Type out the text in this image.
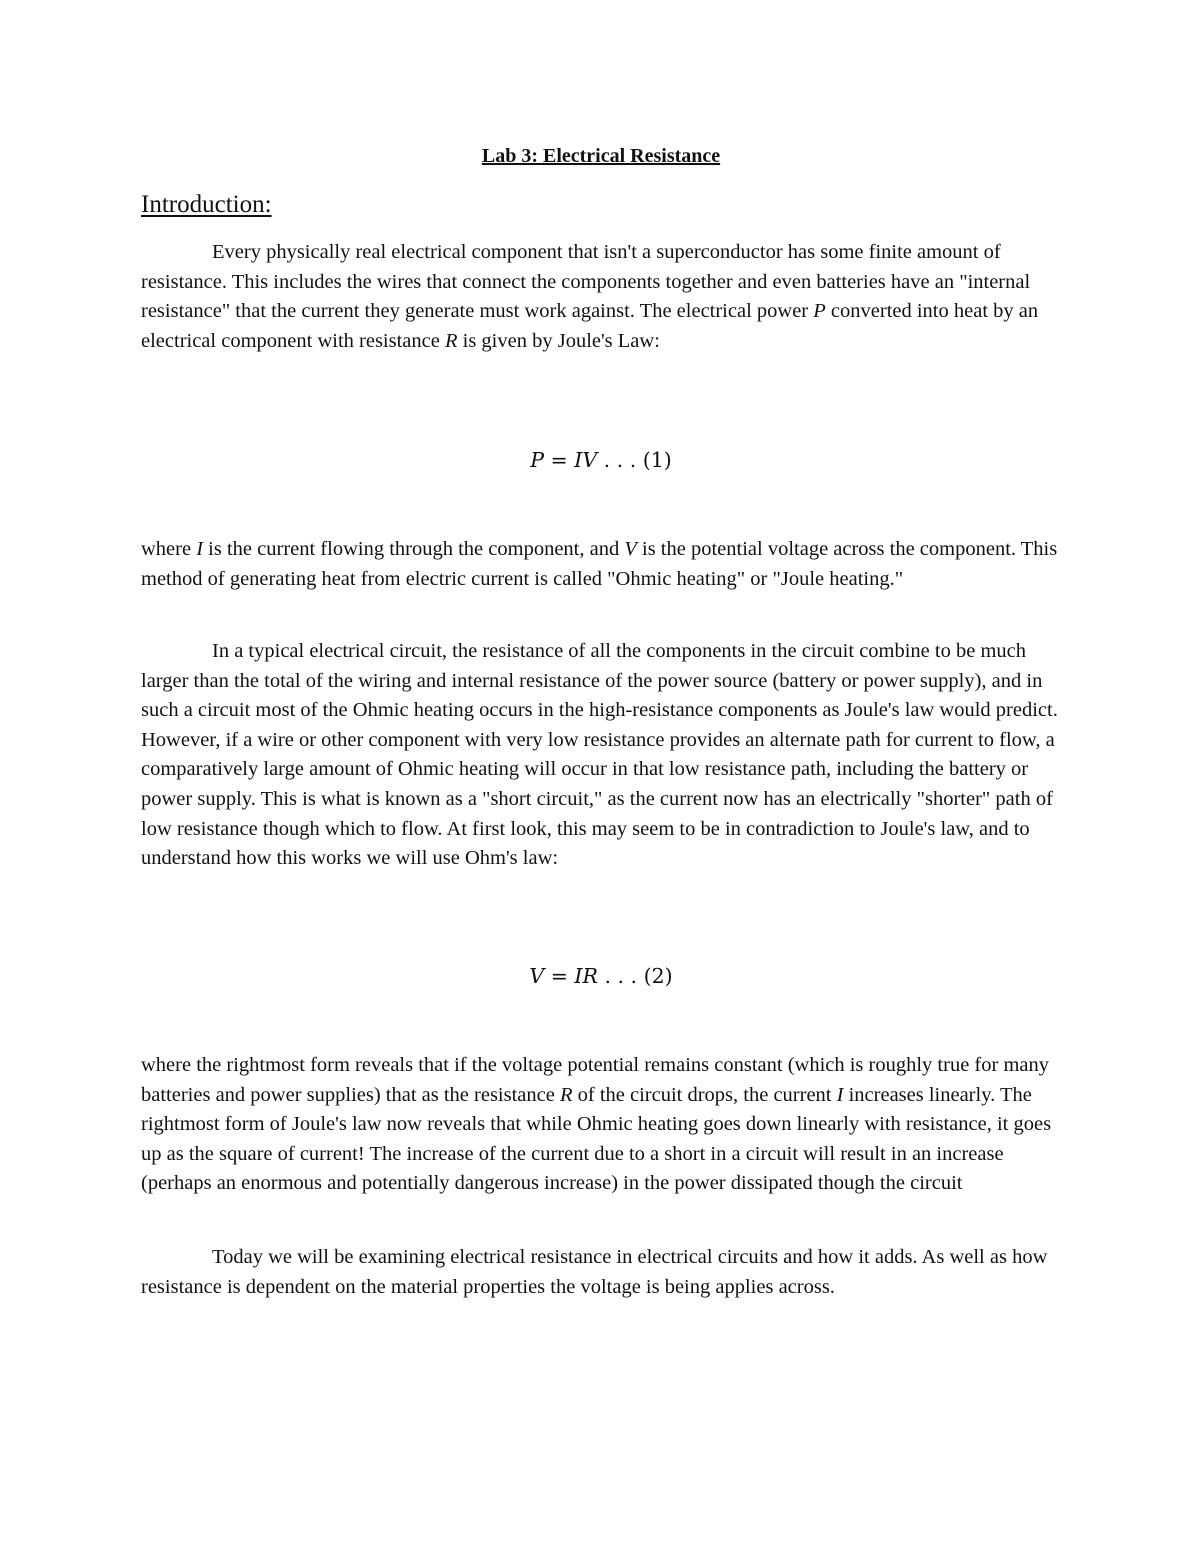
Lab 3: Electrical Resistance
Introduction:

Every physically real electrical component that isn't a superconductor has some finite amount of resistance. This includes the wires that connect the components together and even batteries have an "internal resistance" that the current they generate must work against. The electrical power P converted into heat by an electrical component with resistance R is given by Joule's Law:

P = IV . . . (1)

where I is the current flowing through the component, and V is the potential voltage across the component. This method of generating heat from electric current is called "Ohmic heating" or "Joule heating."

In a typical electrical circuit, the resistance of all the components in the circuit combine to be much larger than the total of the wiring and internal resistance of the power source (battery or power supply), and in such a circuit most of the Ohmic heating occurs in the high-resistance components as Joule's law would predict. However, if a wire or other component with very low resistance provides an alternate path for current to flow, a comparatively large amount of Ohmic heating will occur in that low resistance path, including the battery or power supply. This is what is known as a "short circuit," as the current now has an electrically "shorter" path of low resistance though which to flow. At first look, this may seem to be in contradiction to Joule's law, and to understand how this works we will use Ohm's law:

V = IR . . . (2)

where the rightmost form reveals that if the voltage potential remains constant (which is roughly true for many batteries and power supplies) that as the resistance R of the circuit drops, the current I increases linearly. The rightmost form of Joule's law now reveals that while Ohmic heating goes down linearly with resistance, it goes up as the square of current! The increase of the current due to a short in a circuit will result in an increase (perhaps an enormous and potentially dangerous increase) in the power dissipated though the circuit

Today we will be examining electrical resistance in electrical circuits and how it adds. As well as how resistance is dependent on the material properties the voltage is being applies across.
--
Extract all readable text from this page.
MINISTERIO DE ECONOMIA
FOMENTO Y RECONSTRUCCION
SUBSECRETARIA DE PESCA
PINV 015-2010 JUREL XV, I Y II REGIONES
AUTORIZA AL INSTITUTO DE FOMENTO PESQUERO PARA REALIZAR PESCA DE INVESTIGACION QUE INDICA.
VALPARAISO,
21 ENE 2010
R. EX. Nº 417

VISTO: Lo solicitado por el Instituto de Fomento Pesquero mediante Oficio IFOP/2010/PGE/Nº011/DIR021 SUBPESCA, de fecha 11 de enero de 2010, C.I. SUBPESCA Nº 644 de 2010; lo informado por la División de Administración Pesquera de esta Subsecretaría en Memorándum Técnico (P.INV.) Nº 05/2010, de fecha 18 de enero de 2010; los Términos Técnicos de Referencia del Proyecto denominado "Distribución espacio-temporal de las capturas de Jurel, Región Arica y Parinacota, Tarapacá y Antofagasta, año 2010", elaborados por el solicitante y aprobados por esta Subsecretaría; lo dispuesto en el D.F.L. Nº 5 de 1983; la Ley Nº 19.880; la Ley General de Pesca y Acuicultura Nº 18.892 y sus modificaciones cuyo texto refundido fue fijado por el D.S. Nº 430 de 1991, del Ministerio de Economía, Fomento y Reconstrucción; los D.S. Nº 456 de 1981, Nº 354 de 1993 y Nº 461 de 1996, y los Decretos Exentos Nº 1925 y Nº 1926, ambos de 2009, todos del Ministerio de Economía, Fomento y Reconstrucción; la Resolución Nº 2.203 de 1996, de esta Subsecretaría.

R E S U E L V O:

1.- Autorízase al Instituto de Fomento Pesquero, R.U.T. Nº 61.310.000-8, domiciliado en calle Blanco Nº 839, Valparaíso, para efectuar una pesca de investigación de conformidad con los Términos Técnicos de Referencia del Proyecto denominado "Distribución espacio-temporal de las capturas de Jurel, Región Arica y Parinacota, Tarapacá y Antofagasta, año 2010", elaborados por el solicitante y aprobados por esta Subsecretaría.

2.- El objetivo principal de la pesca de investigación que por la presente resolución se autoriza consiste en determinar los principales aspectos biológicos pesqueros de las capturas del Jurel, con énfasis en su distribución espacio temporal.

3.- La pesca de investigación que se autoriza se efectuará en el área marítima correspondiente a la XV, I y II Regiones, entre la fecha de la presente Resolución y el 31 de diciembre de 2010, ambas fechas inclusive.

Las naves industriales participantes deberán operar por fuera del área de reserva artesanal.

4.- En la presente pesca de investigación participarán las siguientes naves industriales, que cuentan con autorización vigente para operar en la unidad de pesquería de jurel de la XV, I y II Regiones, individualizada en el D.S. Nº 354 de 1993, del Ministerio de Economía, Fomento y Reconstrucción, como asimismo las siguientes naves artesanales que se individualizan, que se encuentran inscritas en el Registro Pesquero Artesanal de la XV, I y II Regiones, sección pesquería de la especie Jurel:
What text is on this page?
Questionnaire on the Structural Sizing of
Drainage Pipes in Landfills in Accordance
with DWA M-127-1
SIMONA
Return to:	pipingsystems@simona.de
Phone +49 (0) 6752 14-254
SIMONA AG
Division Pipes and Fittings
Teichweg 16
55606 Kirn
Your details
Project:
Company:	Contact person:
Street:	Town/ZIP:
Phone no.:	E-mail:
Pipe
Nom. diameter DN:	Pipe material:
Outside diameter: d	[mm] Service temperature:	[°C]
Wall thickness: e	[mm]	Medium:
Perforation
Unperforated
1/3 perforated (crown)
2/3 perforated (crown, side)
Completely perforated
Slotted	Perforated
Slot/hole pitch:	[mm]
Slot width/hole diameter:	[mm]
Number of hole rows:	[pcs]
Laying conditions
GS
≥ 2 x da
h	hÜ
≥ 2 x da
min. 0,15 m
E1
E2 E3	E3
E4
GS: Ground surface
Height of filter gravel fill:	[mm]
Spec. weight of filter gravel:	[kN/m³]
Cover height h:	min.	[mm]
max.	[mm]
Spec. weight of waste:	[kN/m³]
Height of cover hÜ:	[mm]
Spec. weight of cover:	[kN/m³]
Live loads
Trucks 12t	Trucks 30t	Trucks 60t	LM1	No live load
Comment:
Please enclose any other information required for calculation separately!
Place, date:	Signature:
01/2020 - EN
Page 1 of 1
--
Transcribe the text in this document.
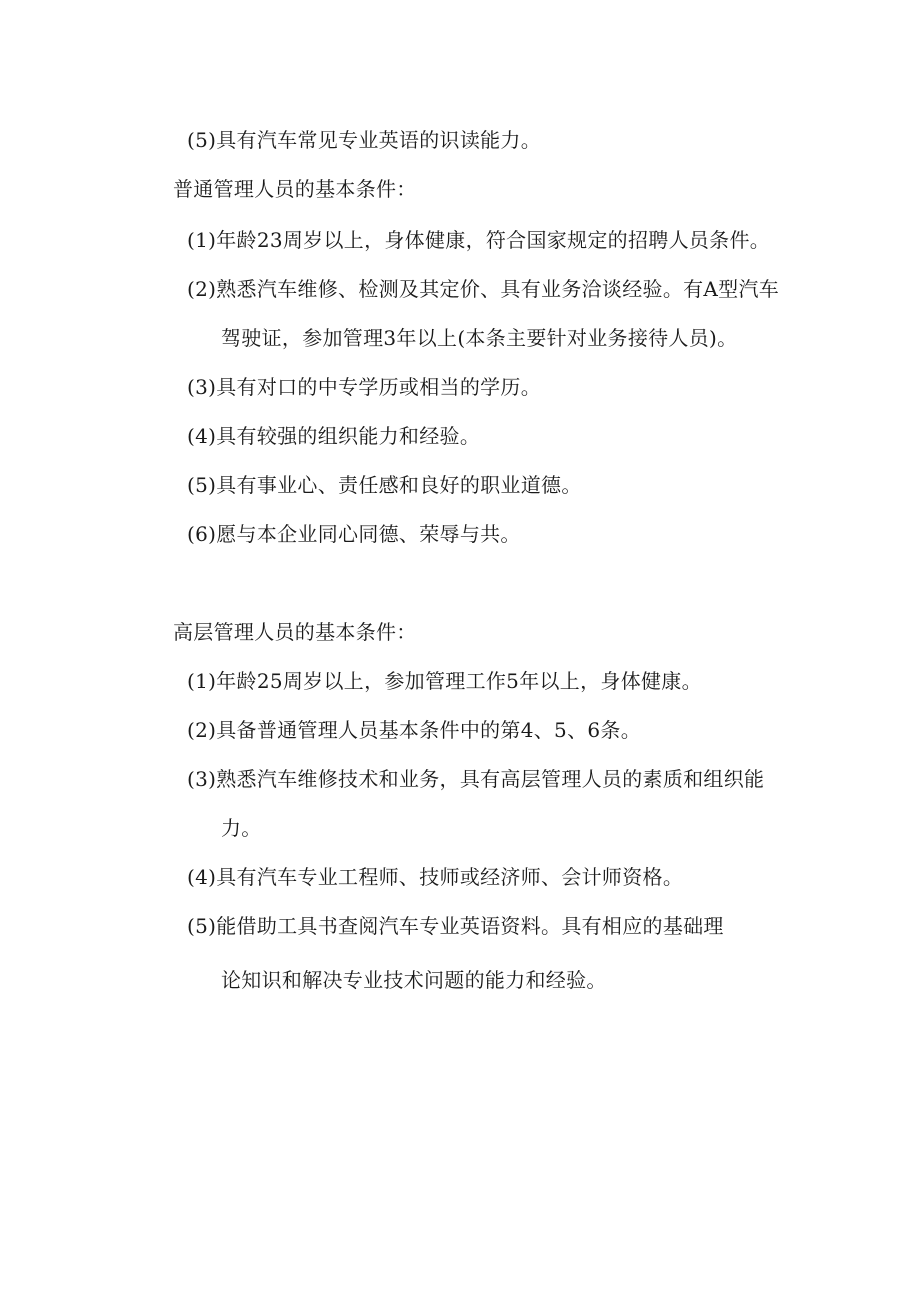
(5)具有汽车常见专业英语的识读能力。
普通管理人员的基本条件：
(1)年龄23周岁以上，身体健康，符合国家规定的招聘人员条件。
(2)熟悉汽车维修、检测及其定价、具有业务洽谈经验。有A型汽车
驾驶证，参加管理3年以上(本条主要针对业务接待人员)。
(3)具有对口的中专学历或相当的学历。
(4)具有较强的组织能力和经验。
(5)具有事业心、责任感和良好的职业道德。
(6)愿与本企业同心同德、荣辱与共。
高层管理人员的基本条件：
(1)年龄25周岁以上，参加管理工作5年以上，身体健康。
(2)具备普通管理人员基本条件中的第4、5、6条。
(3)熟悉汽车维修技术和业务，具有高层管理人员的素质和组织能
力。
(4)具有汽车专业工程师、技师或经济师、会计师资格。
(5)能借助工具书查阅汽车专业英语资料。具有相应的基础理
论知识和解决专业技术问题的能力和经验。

_Task statement:_
Find "gravel". Copy every line it occurs in.

_Solution to this task:_
Height of filter gravel fill:	[mm]
Spec. weight of filter gravel:	[kN/m³]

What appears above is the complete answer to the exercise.